## REQUIRED WORK:
Go through the records and show each line where the word "Bourgeois" occurs.

## RECORDS SUPPLIED:
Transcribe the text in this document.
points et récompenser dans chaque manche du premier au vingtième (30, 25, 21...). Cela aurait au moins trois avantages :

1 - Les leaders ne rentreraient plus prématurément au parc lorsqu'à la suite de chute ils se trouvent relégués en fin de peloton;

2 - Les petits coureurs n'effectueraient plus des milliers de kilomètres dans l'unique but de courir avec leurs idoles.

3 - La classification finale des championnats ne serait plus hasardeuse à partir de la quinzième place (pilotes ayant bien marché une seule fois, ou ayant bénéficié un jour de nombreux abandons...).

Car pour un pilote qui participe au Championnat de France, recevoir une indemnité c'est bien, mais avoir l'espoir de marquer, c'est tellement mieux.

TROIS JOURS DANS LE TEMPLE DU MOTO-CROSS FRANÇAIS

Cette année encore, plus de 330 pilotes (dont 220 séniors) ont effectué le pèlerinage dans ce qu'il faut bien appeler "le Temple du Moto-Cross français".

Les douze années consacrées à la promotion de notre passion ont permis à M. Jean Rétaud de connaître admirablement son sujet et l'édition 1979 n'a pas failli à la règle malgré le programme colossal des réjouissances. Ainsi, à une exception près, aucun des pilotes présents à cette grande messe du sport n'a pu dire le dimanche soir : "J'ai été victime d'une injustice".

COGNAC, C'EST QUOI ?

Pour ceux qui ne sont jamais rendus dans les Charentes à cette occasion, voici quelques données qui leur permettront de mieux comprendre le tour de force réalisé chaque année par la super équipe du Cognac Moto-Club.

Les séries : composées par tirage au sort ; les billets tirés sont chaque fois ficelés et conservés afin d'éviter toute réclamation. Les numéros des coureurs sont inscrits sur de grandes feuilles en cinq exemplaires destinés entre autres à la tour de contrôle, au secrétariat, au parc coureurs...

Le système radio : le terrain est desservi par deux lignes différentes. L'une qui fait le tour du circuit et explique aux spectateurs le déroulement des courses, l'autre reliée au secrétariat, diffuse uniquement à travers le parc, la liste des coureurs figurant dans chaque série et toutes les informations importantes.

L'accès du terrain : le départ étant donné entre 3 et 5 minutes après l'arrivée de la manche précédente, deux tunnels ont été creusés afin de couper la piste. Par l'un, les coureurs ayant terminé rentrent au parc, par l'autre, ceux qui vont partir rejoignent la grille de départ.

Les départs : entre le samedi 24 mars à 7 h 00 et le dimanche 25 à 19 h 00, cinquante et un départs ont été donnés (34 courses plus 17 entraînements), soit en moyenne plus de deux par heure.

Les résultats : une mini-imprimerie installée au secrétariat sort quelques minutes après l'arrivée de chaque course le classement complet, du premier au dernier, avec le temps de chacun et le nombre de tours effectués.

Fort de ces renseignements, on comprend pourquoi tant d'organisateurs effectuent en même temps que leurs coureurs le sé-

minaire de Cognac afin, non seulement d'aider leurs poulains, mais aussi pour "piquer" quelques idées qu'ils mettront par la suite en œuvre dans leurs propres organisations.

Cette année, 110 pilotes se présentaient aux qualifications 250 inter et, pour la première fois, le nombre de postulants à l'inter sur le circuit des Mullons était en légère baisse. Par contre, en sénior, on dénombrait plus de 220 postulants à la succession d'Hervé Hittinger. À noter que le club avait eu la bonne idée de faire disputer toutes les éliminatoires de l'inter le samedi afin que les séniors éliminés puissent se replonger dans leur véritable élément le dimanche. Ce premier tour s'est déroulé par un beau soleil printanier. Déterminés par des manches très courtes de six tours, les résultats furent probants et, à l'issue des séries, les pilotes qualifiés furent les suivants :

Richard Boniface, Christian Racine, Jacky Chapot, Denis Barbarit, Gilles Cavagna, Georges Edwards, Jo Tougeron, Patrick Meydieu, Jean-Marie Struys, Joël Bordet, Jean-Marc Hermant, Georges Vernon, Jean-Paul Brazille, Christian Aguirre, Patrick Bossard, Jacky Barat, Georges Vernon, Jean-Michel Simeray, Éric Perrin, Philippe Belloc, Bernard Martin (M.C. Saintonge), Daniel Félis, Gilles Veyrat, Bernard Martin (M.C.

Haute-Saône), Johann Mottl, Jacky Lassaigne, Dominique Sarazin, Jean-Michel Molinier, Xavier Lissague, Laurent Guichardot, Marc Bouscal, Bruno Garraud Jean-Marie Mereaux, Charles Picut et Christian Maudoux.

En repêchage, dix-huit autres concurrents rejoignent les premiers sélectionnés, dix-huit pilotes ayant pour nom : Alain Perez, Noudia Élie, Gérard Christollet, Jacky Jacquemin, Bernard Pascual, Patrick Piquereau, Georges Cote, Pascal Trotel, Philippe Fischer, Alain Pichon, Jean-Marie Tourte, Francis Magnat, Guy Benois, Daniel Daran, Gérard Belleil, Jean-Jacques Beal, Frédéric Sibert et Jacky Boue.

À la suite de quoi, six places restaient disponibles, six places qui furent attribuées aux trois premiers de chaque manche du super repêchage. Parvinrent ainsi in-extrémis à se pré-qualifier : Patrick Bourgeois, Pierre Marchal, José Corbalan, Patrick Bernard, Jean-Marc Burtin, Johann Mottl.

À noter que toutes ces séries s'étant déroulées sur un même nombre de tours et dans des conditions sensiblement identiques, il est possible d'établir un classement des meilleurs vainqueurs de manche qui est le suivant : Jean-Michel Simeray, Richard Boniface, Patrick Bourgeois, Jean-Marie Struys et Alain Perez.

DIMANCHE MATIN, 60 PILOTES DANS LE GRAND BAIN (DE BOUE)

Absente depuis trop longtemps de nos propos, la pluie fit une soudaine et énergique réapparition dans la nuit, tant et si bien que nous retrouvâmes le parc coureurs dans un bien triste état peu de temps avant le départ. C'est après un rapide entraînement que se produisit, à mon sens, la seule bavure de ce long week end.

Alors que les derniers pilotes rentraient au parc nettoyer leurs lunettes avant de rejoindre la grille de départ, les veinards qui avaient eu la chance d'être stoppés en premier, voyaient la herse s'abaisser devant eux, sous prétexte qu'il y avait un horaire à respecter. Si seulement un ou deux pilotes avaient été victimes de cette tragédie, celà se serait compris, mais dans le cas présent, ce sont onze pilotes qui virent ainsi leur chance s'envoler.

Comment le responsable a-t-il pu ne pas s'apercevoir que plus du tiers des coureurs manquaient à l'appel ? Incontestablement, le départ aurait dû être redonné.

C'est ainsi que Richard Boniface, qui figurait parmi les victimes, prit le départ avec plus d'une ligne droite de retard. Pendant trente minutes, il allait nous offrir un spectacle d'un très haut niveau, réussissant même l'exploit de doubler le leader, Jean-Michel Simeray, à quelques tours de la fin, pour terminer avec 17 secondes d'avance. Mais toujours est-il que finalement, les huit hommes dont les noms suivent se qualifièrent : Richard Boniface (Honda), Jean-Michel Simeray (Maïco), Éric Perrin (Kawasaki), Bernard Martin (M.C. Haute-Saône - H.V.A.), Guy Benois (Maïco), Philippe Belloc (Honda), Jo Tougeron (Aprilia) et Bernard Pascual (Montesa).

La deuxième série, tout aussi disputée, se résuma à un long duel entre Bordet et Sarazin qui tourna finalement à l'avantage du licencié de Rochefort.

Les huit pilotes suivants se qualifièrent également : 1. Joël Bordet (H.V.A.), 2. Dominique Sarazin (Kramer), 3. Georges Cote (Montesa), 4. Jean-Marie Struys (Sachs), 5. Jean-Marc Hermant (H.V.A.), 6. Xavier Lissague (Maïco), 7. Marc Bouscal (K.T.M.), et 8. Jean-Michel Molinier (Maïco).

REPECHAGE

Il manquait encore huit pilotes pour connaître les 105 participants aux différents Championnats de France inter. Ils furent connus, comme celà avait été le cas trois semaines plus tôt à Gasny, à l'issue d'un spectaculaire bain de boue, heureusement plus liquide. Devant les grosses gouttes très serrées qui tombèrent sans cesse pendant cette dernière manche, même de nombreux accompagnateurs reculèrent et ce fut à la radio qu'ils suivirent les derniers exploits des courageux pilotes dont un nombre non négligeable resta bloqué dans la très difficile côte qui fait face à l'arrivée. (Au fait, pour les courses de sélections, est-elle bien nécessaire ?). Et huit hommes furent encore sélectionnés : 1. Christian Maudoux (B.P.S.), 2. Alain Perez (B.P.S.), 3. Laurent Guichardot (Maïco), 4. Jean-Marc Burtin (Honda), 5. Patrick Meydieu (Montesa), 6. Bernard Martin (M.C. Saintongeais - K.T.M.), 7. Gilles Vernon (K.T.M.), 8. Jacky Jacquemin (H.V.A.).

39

## ANSWER TO THIS TASK:
À la suite de quoi, six places restaient disponibles, six places qui furent attribuées aux trois premiers de chaque manche du super repêchage. Parvinrent ainsi in-extrémis à se pré-qualifier : Patrick Bourgeois, Pierre Marchal, José Corbalan, Patrick Bernard, Jean-Marc Burtin, Johann Mottl.
À noter que toutes ces séries s'étant déroulées sur un même nombre de tours et dans des conditions sensiblement identiques, il est possible d'établir un classement des meilleurs vainqueurs de manche qui est le suivant : Jean-Michel Simeray, Richard Boniface, Patrick Bourgeois, Jean-Marie Struys et Alain Perez.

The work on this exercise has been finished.